Data excerpts =
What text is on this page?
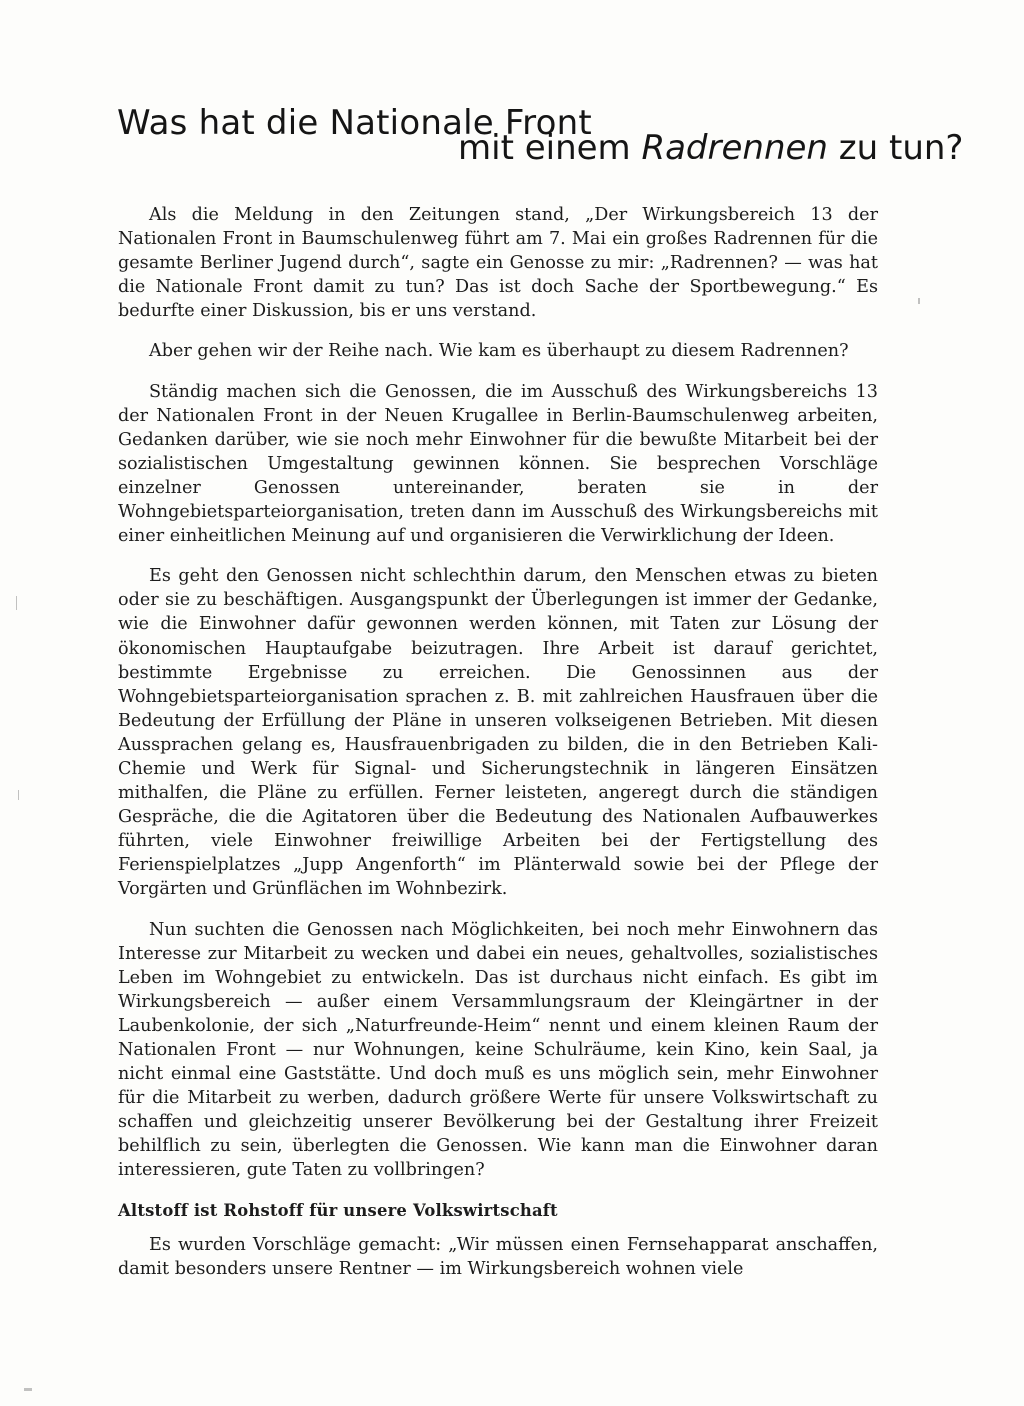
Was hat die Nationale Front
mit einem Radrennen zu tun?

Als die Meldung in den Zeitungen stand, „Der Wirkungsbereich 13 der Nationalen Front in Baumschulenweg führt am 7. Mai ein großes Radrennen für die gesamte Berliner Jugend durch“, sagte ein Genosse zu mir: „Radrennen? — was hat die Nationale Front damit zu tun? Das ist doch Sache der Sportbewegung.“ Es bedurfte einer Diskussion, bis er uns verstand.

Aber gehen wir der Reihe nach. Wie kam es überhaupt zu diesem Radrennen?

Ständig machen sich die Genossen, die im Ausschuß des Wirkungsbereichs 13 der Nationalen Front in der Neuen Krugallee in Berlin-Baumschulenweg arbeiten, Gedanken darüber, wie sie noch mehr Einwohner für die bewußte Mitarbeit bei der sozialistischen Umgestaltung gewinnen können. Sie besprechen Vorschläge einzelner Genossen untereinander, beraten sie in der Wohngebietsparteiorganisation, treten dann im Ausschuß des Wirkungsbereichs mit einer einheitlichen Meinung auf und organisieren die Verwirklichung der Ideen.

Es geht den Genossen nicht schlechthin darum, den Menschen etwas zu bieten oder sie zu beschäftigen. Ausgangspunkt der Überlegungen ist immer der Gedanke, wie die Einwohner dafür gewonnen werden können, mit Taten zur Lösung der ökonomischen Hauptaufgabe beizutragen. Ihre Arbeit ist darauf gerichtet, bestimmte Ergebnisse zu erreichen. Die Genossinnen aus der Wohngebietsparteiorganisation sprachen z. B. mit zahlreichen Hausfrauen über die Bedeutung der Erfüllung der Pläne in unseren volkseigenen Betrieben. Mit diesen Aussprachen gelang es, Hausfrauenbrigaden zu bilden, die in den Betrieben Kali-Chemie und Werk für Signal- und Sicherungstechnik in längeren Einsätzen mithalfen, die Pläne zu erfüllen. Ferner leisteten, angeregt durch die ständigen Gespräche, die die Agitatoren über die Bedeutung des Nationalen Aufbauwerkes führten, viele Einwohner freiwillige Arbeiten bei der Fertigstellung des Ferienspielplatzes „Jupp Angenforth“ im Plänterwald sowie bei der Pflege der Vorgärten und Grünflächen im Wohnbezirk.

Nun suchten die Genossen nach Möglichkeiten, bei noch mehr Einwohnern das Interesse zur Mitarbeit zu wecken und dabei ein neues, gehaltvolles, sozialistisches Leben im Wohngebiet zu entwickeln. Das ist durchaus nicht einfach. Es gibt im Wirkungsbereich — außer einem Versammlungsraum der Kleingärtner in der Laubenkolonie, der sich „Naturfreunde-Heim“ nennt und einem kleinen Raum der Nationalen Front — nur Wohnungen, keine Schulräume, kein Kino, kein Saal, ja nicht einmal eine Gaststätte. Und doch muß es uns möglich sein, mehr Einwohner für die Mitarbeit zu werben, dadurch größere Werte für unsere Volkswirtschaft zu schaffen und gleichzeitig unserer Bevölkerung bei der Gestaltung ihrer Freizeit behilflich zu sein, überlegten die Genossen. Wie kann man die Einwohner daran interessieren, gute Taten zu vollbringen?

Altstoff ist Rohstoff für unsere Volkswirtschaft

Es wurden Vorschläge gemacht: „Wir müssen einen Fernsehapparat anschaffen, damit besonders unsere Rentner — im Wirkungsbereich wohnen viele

Short task =
Answer with one number: how many lines of the entries above include the word "einem".

Task output =
2